Direction 1: Copy out word for word the lines of the listing from its start through the line holding "137, 757, 153)", inclusive.

# What should I do?!



## Cheyennes mom (Aug 6, 2010)

hmm you could be...
night and steed
unicorn and princess
mirmaids
...umm....that's all I can think of right now, but I'll keep thinking


----------



## gizpeptig (Mar 2, 2010)

I've done Angel/Devil & Hippies with my horses


----------



## gigem88 (May 10, 2011)

I'm planning on my son being a caveman and his horse....the wooly mammoth for his Halloween show! Get some blinkers and attach a trunk, get a brown blanket and add yarn.


----------



## My Beau (Jan 2, 2009)

My horse and I have gone as hula dancers & indians before.


----------



## SunnyK01 (Mar 15, 2010)

I dressed my mare as Clifford the Big Red Dog from the childrens book series. The girl who owns Clifford in the books actually rides the dog so it worked really well. The costume was very easy to make; red polarfleece made into a sheet, neck cover, leg wraps, and tail wrap. Then we used more fleece to make big floppy ears and trimmed the ears with a fur boa. A big collar with a yellow fleece "tag" that said Clifford completed the look. People at the show loved it!


----------



## Cheyennes mom (Aug 6, 2010)

^^oh my gosh I so wanna try that!! Do you mind if I think about doing that for the Halloween show this year?


----------



## SunnyK01 (Mar 15, 2010)

Go for it  I'm going to try to post a photo of the horse in costume here. Hopefully it'll work. This was the prototype; it looked better finished but of course we never got pics of her in the full outfit.


----------



## Cheyennes mom (Aug 6, 2010)

aww that's SO cute!! I'm gonna think about that because that is SO cute!! I used to watch that as a kid- it was like my favourite show lol! Acually I think it was my favourite show  Anyways, I love the idea!!


----------

[Records from a collection]
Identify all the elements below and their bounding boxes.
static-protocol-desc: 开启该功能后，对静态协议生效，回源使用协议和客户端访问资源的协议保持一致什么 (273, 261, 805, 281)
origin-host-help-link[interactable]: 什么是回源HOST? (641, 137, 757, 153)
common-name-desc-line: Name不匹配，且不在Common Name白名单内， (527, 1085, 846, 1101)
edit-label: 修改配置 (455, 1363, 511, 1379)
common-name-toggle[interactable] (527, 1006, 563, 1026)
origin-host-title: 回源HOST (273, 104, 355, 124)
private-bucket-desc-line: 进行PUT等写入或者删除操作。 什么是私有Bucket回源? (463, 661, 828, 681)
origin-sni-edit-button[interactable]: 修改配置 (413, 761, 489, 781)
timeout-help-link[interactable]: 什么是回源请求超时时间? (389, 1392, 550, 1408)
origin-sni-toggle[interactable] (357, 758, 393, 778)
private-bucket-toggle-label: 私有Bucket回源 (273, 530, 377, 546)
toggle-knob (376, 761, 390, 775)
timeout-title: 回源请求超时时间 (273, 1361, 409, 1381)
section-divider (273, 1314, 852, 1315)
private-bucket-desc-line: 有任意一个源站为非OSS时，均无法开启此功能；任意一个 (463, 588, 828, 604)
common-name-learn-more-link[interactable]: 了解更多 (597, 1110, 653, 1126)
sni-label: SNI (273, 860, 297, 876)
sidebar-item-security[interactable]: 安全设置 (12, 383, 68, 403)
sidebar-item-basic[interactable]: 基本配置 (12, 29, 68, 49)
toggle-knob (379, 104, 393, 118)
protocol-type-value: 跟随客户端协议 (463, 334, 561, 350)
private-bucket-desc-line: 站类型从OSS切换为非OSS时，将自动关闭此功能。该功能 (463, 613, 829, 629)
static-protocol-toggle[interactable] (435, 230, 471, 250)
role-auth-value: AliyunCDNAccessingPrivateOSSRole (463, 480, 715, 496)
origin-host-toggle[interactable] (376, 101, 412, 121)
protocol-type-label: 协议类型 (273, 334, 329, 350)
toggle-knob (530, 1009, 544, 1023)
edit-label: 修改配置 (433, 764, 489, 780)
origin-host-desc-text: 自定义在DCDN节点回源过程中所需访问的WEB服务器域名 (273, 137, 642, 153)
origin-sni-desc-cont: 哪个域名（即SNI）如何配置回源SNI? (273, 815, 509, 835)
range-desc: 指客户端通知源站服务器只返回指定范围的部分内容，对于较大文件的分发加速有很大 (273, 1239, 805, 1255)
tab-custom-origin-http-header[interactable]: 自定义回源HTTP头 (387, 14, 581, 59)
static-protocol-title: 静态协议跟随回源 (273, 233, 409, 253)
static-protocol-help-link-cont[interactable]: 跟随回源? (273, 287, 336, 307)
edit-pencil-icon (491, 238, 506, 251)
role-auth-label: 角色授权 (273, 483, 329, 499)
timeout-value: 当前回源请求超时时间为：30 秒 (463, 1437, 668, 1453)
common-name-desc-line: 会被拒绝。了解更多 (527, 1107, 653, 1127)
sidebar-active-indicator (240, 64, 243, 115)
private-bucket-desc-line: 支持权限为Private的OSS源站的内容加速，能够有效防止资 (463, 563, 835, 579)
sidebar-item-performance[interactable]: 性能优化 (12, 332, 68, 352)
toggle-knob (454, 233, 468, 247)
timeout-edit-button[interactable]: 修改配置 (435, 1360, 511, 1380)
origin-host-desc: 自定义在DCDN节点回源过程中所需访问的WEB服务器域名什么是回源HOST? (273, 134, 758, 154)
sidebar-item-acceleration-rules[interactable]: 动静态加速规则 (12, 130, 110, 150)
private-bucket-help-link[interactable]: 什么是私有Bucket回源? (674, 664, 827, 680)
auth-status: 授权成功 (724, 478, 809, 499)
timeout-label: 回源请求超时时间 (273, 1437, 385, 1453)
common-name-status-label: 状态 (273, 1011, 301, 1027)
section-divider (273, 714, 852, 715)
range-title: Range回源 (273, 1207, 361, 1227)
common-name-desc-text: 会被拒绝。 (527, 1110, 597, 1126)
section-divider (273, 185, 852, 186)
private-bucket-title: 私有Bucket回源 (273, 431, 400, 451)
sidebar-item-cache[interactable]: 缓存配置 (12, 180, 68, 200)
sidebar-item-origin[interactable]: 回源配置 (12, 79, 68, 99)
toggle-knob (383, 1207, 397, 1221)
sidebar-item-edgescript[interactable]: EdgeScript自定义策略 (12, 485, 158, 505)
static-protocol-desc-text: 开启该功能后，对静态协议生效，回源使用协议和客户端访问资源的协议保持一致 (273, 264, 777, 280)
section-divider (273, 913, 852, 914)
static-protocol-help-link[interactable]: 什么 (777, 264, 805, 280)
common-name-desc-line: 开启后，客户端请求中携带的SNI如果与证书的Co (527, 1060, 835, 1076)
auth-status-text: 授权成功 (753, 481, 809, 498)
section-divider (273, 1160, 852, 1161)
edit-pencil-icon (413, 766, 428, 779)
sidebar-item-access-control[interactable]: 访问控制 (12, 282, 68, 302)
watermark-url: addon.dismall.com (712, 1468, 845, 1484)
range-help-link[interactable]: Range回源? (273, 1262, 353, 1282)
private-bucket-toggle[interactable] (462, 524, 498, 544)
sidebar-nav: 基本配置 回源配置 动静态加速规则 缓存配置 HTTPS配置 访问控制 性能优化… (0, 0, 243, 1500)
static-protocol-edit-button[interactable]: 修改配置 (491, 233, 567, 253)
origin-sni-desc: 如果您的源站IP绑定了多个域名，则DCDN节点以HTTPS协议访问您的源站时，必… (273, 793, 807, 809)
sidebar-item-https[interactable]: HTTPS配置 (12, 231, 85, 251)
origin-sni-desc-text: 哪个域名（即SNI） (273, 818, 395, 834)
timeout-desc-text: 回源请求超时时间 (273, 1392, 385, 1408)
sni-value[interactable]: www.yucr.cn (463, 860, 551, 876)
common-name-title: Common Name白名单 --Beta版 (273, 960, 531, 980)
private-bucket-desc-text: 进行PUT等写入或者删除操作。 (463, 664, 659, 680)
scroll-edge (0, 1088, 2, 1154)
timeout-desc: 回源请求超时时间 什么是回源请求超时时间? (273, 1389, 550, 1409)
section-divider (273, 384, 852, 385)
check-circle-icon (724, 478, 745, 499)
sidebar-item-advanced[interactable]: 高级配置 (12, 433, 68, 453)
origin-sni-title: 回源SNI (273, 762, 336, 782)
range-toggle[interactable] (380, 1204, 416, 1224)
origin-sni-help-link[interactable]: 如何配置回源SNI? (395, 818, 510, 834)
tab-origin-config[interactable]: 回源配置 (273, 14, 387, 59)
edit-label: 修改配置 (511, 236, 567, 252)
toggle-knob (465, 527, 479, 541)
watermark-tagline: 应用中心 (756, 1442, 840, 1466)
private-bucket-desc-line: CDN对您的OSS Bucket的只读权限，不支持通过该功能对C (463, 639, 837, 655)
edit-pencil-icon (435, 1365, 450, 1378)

Direction 2:
Answer these questions about the horse costume thread:
(a) What two costumes has My Beau worn with their horse?
(b) What color was the fleece "tag" on the Clifford costume's collar?
(c) What does gigem88 suggest attaching to the blinkers?

Reply 1:
Identify all the elements below and their bounding boxes.
static-protocol-desc: 开启该功能后，对静态协议生效，回源使用协议和客户端访问资源的协议保持一致什么 (273, 261, 805, 281)
origin-host-help-link[interactable]: 什么是回源HOST? (641, 137, 757, 153)

Reply 2:
(a) Hula dancers and indians.
(b) Yellow.
(c) A trunk.